#### What this task involves
Go through the listing below and list every line with "Management".

#### Records provided
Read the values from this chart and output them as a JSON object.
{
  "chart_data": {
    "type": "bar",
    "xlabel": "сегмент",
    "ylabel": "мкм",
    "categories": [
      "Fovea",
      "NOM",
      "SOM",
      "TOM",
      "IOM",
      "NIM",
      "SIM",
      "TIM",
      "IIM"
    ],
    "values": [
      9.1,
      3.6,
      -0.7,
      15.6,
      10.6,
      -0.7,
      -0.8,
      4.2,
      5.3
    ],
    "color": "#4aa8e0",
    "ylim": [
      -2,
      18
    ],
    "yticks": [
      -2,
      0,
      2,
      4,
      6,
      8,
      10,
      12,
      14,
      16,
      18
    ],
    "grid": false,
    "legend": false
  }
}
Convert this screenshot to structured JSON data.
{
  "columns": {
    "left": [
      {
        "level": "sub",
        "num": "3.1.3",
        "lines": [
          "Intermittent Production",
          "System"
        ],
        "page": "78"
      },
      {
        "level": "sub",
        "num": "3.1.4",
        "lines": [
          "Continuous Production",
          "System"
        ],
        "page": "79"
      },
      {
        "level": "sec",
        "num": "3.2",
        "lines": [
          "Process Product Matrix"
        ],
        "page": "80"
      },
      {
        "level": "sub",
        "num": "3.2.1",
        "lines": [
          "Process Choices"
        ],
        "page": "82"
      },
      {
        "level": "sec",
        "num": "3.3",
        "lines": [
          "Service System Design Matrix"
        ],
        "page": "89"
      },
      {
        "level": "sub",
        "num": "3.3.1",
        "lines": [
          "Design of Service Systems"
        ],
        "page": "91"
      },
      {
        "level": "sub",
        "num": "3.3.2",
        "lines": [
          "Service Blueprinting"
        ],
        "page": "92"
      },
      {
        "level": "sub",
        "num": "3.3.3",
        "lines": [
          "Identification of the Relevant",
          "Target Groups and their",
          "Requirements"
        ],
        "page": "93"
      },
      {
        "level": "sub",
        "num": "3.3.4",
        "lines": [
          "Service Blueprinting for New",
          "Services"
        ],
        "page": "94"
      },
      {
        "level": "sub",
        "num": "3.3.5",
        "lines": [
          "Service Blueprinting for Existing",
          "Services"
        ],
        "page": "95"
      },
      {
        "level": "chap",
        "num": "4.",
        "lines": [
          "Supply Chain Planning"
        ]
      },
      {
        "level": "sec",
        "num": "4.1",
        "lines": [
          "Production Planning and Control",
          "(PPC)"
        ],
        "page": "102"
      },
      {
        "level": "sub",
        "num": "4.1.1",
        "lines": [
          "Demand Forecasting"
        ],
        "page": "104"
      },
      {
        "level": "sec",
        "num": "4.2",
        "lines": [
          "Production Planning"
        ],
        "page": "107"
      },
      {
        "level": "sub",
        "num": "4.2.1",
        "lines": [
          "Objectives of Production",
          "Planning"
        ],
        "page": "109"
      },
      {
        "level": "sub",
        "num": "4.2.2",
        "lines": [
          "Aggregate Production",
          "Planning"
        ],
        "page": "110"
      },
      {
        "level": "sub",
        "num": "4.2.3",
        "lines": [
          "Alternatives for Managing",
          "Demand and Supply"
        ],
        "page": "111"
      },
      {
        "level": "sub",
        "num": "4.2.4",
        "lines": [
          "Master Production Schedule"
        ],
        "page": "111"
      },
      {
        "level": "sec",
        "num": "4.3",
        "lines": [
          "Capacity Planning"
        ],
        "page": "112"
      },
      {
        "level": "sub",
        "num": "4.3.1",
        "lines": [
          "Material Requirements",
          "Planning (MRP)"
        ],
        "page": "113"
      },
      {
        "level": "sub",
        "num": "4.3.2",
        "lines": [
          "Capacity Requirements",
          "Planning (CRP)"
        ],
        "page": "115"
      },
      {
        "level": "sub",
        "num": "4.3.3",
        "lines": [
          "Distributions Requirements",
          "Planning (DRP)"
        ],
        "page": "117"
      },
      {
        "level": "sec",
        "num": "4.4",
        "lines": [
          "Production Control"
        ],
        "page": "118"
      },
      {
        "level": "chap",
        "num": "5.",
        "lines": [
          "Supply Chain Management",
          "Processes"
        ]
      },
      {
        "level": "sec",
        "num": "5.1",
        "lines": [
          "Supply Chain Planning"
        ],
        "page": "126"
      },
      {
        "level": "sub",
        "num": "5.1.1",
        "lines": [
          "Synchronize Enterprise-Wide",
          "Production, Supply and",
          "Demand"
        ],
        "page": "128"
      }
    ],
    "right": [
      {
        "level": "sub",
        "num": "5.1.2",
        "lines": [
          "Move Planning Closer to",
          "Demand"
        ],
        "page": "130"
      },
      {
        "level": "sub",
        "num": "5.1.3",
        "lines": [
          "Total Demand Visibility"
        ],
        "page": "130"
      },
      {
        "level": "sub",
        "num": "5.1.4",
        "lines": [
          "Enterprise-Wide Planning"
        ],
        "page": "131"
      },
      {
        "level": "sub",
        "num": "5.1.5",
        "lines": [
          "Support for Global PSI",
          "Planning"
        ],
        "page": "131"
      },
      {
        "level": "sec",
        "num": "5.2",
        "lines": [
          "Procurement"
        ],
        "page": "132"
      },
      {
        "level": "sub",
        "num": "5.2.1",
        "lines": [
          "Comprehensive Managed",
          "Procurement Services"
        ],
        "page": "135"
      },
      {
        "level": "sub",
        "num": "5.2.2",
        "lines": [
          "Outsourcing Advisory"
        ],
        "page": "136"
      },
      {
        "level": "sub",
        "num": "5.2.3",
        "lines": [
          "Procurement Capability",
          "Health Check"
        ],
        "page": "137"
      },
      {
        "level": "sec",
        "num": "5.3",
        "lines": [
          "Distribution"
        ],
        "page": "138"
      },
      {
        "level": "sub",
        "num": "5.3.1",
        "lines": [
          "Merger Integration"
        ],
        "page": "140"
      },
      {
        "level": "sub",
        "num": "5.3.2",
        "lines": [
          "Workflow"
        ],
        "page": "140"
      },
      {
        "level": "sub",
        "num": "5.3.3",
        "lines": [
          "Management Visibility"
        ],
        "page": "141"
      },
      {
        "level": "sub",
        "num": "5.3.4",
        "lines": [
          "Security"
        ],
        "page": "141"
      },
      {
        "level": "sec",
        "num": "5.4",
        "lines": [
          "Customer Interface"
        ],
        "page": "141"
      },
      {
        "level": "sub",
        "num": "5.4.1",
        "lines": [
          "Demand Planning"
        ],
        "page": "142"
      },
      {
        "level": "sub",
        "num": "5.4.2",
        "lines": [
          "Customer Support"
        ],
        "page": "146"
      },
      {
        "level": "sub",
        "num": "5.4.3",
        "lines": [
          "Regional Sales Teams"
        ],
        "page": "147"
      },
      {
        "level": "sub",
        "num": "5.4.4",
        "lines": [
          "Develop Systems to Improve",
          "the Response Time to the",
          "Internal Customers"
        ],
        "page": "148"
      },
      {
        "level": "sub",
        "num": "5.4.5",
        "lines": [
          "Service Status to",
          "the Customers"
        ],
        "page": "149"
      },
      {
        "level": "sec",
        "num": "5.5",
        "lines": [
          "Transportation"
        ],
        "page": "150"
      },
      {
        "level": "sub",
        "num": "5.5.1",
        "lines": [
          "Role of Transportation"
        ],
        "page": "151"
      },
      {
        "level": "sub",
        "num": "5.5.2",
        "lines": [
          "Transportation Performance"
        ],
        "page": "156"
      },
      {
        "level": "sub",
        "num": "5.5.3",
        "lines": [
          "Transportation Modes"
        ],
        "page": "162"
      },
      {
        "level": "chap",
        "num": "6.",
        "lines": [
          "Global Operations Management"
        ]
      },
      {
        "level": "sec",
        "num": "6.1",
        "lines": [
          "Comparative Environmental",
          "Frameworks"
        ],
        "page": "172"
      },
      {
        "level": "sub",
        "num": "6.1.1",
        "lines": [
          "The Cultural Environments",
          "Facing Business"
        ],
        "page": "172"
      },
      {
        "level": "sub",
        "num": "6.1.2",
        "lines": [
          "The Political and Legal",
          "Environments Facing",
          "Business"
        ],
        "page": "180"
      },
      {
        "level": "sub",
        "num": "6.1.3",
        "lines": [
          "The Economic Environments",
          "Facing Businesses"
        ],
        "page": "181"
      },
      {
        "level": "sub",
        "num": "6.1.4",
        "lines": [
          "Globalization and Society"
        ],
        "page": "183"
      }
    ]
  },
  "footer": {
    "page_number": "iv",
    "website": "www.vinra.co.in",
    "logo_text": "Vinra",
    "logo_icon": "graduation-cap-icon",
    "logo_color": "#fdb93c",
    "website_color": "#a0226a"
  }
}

#### Result
          "Supply Chain Management",
          "Management Visibility"
          "Global Operations Management"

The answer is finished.